- [Work to do]: Check every line below for the word "Mode" and copy each one that has it.

- [Dataset entries on figures]:
==================================================

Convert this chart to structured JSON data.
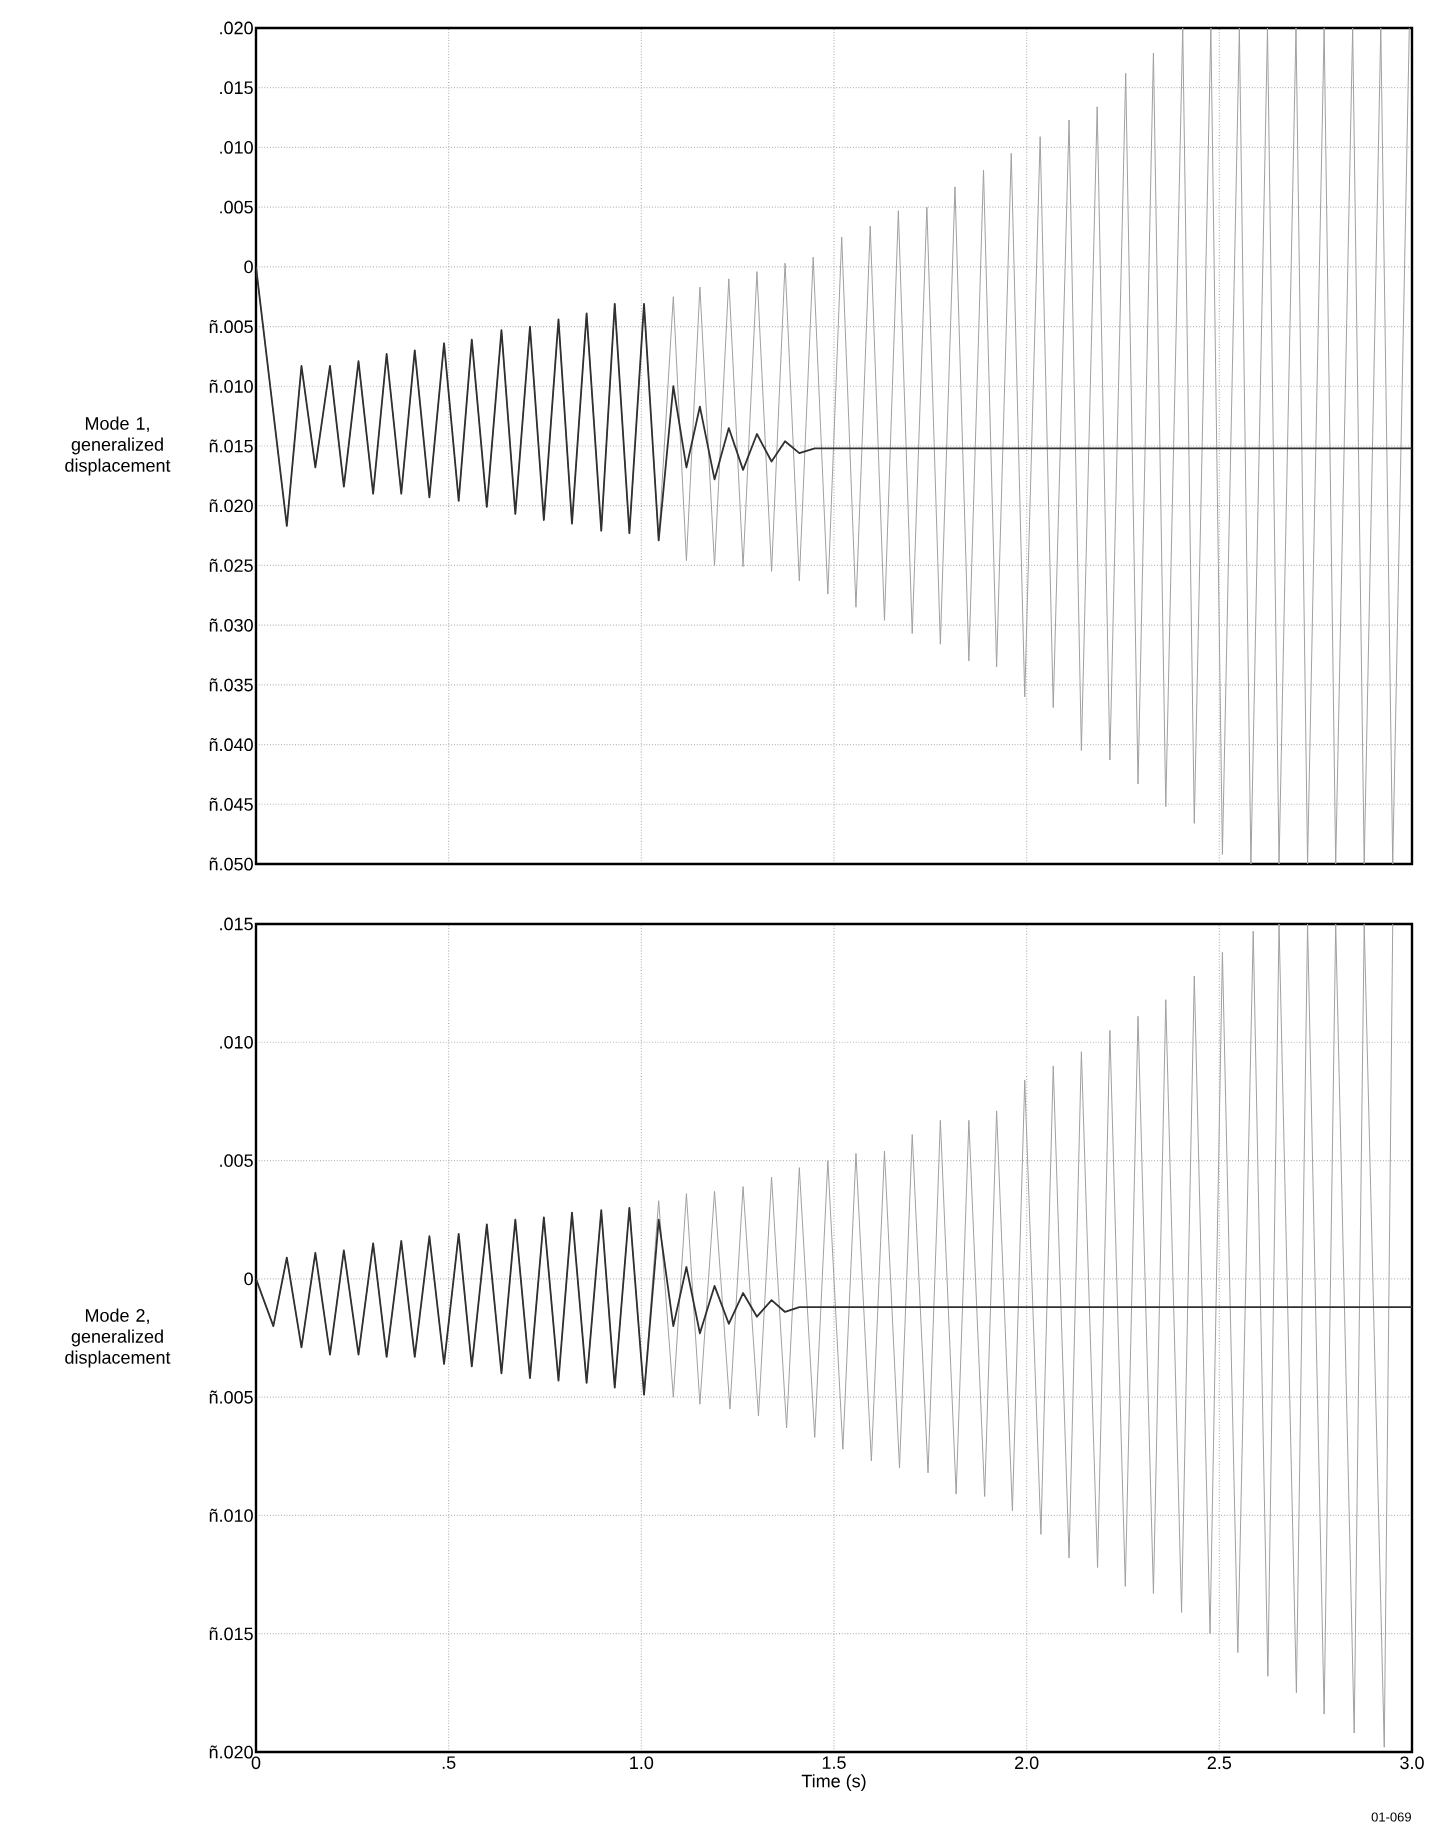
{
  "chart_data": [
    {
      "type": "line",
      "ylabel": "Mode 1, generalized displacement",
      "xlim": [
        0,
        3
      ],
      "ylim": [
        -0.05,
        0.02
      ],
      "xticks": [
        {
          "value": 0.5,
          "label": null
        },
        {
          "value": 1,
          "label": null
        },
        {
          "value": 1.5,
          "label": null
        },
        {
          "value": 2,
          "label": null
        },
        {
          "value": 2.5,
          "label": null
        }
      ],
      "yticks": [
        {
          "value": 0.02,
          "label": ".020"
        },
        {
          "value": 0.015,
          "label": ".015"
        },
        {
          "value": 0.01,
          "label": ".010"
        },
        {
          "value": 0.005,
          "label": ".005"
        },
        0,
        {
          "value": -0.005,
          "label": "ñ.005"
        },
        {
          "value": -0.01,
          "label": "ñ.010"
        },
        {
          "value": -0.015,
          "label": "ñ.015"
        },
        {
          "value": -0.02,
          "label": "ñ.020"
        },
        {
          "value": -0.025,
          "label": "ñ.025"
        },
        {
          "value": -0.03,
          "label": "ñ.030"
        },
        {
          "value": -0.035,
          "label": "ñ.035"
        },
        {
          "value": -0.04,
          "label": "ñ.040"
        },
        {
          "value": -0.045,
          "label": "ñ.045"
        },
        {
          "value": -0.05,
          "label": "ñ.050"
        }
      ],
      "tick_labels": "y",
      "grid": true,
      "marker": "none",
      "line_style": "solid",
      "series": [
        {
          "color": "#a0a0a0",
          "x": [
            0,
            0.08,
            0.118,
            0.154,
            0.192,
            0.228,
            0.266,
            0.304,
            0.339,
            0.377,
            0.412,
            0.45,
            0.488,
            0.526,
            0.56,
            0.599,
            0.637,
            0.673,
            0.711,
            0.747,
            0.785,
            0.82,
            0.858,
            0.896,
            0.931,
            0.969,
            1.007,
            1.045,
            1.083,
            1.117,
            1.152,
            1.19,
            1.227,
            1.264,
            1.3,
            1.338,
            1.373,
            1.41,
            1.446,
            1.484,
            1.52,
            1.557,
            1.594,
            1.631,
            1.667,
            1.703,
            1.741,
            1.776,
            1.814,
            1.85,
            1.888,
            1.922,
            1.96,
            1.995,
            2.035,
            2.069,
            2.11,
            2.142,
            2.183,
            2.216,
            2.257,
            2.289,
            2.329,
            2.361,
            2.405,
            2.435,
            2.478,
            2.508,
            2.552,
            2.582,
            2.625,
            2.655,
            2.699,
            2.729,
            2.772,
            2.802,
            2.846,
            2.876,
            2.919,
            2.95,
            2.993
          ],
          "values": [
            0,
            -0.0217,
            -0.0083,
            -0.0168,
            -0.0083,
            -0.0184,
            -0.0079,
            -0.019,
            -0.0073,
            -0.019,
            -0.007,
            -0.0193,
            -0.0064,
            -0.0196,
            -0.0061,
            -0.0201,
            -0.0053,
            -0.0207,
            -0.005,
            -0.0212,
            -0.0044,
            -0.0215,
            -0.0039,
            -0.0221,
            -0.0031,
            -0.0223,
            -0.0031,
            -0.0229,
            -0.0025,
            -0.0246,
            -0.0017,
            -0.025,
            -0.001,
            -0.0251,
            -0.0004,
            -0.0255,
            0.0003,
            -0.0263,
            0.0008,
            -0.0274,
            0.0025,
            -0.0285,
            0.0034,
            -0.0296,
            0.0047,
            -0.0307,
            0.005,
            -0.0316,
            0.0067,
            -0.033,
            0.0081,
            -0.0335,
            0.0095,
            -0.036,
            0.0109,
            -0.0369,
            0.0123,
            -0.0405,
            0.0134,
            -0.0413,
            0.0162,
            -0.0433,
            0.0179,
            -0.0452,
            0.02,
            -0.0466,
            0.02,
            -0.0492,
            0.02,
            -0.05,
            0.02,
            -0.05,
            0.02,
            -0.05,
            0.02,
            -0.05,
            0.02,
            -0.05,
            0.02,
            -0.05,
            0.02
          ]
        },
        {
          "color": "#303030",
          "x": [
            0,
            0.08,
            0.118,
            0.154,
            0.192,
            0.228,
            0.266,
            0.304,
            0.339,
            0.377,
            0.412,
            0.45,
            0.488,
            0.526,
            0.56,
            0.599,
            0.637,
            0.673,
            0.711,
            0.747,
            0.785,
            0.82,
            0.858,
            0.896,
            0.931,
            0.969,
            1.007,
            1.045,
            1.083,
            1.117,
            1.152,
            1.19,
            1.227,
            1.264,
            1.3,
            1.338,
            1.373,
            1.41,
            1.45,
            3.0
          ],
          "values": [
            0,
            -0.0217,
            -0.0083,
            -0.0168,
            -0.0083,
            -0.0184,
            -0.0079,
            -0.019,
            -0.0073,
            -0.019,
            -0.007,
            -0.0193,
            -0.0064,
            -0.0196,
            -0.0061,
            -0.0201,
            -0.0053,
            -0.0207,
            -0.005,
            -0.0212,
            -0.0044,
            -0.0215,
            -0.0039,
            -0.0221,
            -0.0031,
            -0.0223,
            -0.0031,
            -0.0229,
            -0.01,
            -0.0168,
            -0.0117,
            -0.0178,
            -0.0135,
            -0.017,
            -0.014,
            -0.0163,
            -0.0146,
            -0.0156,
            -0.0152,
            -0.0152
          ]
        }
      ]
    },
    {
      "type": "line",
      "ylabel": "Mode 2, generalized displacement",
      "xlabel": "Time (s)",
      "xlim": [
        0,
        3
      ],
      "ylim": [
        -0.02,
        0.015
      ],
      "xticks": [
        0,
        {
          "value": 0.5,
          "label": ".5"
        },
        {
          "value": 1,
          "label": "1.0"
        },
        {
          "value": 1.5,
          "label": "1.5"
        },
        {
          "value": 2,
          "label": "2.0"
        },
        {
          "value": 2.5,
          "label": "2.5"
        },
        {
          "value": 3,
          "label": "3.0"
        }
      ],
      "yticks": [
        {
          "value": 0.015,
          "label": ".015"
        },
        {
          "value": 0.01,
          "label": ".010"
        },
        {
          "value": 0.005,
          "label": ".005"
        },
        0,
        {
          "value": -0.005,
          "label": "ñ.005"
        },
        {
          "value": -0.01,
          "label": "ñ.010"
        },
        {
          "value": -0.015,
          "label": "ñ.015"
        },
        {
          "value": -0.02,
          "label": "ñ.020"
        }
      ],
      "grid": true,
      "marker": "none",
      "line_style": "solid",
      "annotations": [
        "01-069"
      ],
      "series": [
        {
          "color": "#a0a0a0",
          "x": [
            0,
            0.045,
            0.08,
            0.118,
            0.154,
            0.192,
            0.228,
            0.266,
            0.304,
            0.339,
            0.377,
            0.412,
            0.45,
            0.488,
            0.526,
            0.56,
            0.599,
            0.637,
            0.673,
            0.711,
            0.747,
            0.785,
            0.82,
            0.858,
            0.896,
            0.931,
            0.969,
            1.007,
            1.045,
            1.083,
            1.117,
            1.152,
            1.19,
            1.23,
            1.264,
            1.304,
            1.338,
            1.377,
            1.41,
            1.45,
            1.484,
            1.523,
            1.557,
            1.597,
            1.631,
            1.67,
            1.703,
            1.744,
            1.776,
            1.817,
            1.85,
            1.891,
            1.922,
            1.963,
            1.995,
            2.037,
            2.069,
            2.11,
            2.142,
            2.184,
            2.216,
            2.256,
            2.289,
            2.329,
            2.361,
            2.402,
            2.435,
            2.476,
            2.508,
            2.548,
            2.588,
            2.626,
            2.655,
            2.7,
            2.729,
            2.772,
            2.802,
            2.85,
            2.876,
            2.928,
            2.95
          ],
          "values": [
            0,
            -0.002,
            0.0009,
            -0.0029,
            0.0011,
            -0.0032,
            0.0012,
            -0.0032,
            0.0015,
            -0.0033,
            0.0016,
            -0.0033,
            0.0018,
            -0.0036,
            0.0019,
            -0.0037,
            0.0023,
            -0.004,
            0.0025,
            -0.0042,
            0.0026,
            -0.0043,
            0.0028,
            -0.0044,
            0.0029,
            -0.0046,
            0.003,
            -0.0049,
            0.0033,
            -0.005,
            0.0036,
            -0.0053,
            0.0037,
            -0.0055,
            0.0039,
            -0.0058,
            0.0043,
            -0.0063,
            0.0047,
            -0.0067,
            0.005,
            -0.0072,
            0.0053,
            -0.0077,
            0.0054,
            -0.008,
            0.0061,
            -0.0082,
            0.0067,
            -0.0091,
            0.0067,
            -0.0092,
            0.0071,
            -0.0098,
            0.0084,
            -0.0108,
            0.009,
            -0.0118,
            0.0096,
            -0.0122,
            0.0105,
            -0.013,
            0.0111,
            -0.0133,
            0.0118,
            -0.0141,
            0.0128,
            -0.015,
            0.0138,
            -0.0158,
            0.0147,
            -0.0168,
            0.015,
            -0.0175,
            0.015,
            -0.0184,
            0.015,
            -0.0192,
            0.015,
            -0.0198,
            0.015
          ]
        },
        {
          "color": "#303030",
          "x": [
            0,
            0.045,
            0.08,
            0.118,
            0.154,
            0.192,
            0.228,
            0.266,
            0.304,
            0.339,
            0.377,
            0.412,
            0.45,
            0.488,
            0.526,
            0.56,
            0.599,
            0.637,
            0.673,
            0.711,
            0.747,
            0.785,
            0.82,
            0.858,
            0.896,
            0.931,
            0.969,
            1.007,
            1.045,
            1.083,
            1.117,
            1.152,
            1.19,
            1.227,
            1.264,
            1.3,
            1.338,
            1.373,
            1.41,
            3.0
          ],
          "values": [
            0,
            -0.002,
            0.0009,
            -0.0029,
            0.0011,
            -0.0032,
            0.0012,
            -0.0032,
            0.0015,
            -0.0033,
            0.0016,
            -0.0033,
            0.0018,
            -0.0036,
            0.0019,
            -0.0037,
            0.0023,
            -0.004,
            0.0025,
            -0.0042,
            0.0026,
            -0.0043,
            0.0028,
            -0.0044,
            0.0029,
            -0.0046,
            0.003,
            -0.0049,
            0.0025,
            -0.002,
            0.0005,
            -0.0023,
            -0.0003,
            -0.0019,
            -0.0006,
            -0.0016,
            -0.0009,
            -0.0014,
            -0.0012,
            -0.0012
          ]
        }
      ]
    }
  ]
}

==================================================

- [The reply]:
      "ylabel": "Mode 1, generalized displacement",
      "ylabel": "Mode 2, generalized displacement",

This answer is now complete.